▶ **What is being asked**: Give a verbatim quotation of every record.

Records from a collection:
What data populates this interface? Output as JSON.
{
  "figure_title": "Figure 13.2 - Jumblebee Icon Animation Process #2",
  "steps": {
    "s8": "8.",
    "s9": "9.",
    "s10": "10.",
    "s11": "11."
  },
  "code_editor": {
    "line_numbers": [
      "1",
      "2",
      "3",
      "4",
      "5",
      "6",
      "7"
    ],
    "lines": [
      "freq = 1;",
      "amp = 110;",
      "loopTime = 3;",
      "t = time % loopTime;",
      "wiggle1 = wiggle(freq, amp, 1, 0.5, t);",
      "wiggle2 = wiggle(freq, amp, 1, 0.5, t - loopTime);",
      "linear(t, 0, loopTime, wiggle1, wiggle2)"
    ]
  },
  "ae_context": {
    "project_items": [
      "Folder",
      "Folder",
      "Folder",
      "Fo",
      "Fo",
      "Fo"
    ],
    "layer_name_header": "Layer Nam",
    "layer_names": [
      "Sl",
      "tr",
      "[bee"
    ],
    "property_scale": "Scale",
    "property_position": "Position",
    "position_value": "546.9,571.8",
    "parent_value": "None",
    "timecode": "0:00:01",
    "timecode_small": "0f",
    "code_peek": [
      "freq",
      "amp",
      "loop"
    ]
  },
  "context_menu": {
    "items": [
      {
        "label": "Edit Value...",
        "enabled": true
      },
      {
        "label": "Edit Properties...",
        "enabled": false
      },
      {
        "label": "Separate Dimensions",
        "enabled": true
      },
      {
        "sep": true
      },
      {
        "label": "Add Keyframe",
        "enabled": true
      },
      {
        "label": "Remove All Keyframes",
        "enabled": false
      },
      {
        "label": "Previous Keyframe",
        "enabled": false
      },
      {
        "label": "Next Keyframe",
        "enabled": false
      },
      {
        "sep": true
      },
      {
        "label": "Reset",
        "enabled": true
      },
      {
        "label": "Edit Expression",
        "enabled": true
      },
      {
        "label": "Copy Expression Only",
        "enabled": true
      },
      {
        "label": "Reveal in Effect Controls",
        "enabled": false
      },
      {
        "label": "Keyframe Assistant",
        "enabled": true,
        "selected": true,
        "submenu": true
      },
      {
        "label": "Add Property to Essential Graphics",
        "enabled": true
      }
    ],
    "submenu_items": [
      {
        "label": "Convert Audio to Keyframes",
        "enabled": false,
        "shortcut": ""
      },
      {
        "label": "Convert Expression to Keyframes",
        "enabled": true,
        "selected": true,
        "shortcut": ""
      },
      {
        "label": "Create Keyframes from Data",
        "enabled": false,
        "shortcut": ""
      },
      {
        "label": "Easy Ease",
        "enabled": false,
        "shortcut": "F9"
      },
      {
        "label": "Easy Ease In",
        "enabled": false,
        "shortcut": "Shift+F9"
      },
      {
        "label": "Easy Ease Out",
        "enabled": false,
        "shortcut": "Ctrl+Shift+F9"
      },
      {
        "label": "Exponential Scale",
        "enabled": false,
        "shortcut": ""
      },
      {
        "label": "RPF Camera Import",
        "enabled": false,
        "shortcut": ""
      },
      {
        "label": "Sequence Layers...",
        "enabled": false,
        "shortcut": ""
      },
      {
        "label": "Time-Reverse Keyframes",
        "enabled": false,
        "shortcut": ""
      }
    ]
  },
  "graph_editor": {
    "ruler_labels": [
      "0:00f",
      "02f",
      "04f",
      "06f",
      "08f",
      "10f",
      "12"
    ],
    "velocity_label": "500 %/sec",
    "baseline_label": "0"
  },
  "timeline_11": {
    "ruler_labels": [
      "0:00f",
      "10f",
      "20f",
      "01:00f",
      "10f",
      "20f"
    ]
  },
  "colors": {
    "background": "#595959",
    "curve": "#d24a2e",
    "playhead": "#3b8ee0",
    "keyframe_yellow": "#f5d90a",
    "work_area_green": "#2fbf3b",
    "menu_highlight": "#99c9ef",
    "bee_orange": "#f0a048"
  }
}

▶ **Output for this exercise**:
What data populates this interface? Output as JSON.
{
  "figure_title": "Figure 13.2 - Jumblebee Icon Animation Process #2",
  "steps": {
    "s8": "8.",
    "s9": "9.",
    "s10": "10.",
    "s11": "11."
  },
  "code_editor": {
    "line_numbers": [
      "1",
      "2",
      "3",
      "4",
      "5",
      "6",
      "7"
    ],
    "lines": [
      "freq = 1;",
      "amp = 110;",
      "loopTime = 3;",
      "t = time % loopTime;",
      "wiggle1 = wiggle(freq, amp, 1, 0.5, t);",
      "wiggle2 = wiggle(freq, amp, 1, 0.5, t - loopTime);",
      "linear(t, 0, loopTime, wiggle1, wiggle2)"
    ]
  },
  "ae_context": {
    "project_items": [
      "Folder",
      "Folder",
      "Folder",
      "Fo",
      "Fo",
      "Fo"
    ],
    "layer_name_header": "Layer Nam",
    "layer_names": [
      "Sl",
      "tr",
      "[bee"
    ],
    "property_scale": "Scale",
    "property_position": "Position",
    "position_value": "546.9,571.8",
    "parent_value": "None",
    "timecode": "0:00:01",
    "timecode_small": "0f",
    "code_peek": [
      "freq",
      "amp",
      "loop"
    ]
  },
  "context_menu": {
    "items": [
      {
        "label": "Edit Value...",
        "enabled": true
      },
      {
        "label": "Edit Properties...",
        "enabled": false
      },
      {
        "label": "Separate Dimensions",
        "enabled": true
      },
      {
        "sep": true
      },
      {
        "label": "Add Keyframe",
        "enabled": true
      },
      {
        "label": "Remove All Keyframes",
        "enabled": false
      },
      {
        "label": "Previous Keyframe",
        "enabled": false
      },
      {
        "label": "Next Keyframe",
        "enabled": false
      },
      {
        "sep": true
      },
      {
        "label": "Reset",
        "enabled": true
      },
      {
        "label": "Edit Expression",
        "enabled": true
      },
      {
        "label": "Copy Expression Only",
        "enabled": true
      },
      {
        "label": "Reveal in Effect Controls",
        "enabled": false
      },
      {
        "label": "Keyframe Assistant",
        "enabled": true,
        "selected": true,
        "submenu": true
      },
      {
        "label": "Add Property to Essential Graphics",
        "enabled": true
      }
    ],
    "submenu_items": [
      {
        "label": "Convert Audio to Keyframes",
        "enabled": false,
        "shortcut": ""
      },
      {
        "label": "Convert Expression to Keyframes",
        "enabled": true,
        "selected": true,
        "shortcut": ""
      },
      {
        "label": "Create Keyframes from Data",
        "enabled": false,
        "shortcut": ""
      },
      {
        "label": "Easy Ease",
        "enabled": false,
        "shortcut": "F9"
      },
      {
        "label": "Easy Ease In",
        "enabled": false,
        "shortcut": "Shift+F9"
      },
      {
        "label": "Easy Ease Out",
        "enabled": false,
        "shortcut": "Ctrl+Shift+F9"
      },
      {
        "label": "Exponential Scale",
        "enabled": false,
        "shortcut": ""
      },
      {
        "label": "RPF Camera Import",
        "enabled": false,
        "shortcut": ""
      },
      {
        "label": "Sequence Layers...",
        "enabled": false,
        "shortcut": ""
      },
      {
        "label": "Time-Reverse Keyframes",
        "enabled": false,
        "shortcut": ""
      }
    ]
  },
  "graph_editor": {
    "ruler_labels": [
      "0:00f",
      "02f",
      "04f",
      "06f",
      "08f",
      "10f",
      "12"
    ],
    "velocity_label": "500 %/sec",
    "baseline_label": "0"
  },
  "timeline_11": {
    "ruler_labels": [
      "0:00f",
      "10f",
      "20f",
      "01:00f",
      "10f",
      "20f"
    ]
  },
  "colors": {
    "background": "#595959",
    "curve": "#d24a2e",
    "playhead": "#3b8ee0",
    "keyframe_yellow": "#f5d90a",
    "work_area_green": "#2fbf3b",
    "menu_highlight": "#99c9ef",
    "bee_orange": "#f0a048"
  }
}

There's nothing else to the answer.